Find the word "subtitle" in the records below. List each line containing it.

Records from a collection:
.....

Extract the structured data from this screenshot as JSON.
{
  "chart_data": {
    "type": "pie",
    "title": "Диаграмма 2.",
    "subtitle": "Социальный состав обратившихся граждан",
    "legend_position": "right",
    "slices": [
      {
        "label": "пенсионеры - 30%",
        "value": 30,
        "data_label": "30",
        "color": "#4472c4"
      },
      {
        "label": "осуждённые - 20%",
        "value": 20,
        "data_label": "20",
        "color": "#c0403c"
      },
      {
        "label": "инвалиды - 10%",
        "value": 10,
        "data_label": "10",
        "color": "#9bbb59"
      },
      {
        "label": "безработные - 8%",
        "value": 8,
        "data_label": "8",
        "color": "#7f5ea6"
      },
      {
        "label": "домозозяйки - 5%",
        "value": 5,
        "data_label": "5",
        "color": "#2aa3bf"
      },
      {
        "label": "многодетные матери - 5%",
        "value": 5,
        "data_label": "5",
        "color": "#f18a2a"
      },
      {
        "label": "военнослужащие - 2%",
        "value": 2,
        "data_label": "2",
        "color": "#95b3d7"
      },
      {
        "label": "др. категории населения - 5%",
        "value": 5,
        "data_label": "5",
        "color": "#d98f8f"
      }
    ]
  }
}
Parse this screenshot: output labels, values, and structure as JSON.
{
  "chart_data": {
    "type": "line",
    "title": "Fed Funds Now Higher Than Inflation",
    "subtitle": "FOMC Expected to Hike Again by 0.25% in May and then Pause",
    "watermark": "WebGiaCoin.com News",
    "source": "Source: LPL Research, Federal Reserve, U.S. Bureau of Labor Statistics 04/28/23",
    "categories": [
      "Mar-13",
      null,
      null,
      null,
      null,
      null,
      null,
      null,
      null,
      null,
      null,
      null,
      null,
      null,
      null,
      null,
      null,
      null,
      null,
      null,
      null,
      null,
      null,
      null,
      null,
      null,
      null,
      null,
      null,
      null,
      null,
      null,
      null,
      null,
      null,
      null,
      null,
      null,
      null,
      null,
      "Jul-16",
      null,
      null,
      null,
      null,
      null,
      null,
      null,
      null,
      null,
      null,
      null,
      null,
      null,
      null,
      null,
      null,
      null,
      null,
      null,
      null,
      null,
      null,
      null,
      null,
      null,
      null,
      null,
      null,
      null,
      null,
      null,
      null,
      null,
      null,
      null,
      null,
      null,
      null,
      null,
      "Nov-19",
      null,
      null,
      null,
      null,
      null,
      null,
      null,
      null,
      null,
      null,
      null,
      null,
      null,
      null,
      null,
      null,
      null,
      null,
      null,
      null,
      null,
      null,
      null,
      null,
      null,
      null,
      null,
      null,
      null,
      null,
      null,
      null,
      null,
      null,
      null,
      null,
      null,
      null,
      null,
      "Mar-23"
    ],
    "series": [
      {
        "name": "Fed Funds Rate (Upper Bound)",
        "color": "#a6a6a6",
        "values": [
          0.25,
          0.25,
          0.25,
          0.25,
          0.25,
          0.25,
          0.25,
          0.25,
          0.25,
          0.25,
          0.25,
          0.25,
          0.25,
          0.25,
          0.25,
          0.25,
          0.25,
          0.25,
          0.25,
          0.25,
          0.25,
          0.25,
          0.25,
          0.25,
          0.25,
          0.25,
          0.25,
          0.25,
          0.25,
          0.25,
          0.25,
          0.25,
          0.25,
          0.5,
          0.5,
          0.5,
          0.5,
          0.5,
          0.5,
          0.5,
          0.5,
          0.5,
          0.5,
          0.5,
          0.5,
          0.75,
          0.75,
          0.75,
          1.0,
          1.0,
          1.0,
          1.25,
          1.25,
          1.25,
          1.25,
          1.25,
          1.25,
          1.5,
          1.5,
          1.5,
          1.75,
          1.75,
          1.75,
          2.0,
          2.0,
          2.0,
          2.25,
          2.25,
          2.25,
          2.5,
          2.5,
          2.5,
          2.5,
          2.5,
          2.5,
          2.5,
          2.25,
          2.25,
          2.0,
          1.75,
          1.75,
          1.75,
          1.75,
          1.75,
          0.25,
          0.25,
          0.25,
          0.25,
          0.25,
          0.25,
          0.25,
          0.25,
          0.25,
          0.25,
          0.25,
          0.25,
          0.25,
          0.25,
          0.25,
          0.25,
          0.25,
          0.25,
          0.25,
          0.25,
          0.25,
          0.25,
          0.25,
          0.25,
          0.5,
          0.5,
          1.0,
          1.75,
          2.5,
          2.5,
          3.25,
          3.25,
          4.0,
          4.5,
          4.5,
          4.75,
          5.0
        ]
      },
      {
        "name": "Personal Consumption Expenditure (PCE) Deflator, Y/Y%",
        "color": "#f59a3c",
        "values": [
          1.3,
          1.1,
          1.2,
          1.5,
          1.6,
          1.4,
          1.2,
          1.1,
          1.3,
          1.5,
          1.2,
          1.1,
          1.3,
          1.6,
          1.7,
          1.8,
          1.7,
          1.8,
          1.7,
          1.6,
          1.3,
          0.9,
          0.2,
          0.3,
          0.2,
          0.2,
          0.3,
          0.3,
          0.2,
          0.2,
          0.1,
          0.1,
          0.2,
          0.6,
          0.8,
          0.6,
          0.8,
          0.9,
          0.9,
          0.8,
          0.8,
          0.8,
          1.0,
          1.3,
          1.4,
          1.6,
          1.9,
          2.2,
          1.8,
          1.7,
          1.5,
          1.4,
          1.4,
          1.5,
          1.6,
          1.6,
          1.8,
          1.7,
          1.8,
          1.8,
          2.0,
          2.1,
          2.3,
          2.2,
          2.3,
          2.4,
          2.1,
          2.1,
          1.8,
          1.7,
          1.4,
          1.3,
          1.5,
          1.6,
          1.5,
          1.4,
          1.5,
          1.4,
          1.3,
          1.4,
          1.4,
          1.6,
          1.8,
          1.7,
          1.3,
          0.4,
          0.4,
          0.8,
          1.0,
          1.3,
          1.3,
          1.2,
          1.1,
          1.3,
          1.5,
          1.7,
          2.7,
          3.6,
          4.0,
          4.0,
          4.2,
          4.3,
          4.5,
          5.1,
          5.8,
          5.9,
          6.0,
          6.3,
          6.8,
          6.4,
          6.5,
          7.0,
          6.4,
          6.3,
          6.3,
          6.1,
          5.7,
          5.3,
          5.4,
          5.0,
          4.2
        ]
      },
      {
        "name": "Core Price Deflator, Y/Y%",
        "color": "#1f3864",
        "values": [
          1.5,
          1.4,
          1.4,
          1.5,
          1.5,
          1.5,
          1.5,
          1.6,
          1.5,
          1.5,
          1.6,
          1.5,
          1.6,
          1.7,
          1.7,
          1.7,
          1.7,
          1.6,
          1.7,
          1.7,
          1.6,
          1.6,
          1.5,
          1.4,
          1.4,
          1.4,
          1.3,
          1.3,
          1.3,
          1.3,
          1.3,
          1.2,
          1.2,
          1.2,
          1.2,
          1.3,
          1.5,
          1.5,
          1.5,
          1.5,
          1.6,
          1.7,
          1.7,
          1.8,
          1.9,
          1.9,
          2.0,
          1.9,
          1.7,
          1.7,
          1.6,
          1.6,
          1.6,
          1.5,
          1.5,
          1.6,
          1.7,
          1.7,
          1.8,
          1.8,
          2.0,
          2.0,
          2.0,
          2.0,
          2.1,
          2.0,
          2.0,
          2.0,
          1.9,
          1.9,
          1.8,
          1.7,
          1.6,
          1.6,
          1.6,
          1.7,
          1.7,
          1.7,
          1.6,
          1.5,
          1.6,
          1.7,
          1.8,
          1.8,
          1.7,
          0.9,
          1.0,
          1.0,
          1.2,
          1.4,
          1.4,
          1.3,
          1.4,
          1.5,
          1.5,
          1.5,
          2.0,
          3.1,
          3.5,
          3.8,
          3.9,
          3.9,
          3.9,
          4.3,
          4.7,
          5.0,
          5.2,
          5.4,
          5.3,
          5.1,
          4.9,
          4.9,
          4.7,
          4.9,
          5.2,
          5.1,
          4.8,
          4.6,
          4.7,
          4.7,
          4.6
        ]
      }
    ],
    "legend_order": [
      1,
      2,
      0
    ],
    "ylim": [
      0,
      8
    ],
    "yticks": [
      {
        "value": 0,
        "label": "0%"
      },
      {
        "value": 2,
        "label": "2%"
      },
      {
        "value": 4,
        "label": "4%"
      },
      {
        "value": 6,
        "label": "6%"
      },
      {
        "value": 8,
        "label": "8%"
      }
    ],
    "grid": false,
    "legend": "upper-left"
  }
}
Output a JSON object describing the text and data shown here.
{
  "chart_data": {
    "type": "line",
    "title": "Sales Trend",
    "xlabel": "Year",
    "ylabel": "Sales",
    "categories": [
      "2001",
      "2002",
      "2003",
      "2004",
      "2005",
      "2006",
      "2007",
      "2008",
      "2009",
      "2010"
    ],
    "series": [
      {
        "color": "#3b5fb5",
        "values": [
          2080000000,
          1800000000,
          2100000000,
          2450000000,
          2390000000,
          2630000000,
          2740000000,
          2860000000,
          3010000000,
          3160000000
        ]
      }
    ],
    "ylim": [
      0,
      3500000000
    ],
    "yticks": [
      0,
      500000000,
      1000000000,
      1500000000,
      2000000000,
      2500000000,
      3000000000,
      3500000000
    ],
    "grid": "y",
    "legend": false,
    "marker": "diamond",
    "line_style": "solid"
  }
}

.....

■ Written solution
    "subtitle": "Социальный состав обратившихся граждан",
    "subtitle": "FOMC Expected to Hike Again by 0.25% in May and then Pause",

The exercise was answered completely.